#### EXERCISE INSTRUCTIONS:
In the records below, pick out all lines containing the word "Megatron".

#### EXERCISE MATERIAL:

——

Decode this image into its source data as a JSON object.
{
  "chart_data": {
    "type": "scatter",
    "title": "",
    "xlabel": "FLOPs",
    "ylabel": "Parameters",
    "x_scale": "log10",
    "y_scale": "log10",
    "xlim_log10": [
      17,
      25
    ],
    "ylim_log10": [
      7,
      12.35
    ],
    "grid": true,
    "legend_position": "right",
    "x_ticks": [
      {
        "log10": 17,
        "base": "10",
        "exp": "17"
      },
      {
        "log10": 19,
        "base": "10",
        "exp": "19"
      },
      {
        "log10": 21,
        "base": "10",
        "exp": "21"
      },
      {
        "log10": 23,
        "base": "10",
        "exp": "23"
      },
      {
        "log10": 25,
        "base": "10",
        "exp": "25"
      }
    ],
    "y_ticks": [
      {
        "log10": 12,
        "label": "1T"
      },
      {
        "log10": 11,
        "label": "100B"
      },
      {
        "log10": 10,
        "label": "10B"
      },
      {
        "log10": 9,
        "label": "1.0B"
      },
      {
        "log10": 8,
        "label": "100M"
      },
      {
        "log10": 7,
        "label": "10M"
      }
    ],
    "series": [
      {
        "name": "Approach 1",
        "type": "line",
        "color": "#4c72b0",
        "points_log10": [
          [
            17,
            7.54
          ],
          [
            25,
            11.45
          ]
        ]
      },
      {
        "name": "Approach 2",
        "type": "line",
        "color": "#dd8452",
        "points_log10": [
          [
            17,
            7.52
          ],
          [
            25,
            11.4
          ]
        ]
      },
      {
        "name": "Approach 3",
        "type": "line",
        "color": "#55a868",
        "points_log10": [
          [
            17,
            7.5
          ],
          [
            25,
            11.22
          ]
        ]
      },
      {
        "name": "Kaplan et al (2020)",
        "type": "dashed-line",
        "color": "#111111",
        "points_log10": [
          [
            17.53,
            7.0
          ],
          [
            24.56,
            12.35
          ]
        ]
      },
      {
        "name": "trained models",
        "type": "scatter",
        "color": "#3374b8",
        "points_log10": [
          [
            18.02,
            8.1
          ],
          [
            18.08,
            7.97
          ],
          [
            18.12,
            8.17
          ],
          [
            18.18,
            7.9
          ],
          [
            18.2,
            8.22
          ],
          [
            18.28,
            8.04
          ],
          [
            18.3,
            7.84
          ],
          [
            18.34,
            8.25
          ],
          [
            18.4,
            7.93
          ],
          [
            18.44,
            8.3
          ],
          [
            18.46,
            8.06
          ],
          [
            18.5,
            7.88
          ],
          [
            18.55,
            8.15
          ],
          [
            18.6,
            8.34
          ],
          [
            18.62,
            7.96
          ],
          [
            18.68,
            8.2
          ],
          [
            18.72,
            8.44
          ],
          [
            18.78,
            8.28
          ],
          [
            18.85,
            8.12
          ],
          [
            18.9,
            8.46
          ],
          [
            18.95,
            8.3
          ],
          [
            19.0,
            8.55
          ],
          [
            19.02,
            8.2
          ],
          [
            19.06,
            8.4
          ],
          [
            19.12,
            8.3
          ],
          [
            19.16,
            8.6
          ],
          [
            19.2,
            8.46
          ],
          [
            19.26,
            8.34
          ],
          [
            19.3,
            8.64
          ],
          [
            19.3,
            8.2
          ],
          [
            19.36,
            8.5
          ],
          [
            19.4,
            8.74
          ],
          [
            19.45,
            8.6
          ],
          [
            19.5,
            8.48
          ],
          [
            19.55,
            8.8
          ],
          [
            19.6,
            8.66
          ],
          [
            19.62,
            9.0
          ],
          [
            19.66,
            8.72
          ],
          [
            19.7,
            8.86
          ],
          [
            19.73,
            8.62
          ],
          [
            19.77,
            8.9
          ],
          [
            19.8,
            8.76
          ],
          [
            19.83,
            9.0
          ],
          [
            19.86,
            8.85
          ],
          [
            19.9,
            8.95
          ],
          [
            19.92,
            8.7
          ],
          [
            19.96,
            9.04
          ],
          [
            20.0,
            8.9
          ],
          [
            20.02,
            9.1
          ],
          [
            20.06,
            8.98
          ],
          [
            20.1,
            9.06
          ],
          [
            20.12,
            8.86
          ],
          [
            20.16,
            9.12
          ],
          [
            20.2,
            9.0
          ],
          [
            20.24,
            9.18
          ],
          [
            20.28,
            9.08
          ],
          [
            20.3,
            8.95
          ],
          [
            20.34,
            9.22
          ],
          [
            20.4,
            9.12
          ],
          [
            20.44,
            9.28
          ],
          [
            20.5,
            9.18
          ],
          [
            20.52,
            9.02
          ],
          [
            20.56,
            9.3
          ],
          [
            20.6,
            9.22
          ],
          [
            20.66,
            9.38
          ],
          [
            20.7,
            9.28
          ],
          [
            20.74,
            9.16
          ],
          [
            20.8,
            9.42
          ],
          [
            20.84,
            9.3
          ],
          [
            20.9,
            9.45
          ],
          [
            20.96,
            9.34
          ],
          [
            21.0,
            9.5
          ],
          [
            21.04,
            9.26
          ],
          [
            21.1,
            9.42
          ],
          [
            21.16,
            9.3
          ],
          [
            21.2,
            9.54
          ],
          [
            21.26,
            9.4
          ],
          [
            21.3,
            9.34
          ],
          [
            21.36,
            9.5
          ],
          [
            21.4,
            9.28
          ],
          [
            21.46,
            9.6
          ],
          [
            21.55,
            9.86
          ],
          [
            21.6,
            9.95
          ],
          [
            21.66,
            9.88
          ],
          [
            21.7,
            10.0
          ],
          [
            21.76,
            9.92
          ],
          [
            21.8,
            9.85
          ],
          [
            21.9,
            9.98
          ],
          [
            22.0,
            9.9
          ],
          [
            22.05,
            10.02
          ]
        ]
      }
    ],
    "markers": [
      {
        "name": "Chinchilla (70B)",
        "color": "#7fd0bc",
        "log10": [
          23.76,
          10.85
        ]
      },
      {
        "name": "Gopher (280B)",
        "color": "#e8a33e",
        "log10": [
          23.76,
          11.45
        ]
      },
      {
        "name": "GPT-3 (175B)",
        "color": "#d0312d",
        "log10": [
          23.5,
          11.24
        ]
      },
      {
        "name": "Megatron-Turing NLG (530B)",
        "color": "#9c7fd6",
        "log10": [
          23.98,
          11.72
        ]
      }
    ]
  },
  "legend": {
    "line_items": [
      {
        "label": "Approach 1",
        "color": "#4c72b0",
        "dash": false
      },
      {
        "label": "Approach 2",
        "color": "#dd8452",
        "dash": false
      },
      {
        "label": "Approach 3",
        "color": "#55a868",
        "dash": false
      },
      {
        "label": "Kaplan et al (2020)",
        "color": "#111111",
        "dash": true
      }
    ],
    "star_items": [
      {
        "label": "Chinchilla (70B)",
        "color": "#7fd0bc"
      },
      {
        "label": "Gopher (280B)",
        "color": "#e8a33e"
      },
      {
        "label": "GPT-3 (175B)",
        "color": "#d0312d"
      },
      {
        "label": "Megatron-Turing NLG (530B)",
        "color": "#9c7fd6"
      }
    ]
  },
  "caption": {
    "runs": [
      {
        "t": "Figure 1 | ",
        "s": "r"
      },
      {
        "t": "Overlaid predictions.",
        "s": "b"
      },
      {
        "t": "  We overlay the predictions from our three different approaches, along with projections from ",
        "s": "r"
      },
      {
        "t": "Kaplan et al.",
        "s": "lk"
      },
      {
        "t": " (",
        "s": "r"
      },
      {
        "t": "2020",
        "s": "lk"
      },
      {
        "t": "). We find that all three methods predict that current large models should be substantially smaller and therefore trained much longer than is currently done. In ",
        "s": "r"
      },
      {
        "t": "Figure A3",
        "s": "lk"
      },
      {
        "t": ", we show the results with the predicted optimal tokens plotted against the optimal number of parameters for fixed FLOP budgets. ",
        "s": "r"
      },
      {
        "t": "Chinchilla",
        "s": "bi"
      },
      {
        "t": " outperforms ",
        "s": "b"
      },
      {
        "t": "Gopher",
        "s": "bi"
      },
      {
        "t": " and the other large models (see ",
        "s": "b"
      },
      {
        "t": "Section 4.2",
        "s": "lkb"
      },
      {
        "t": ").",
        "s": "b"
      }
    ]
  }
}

——

#### SOLVED EXERCISE:
        "name": "Megatron-Turing NLG (530B)",
        "label": "Megatron-Turing NLG (530B)",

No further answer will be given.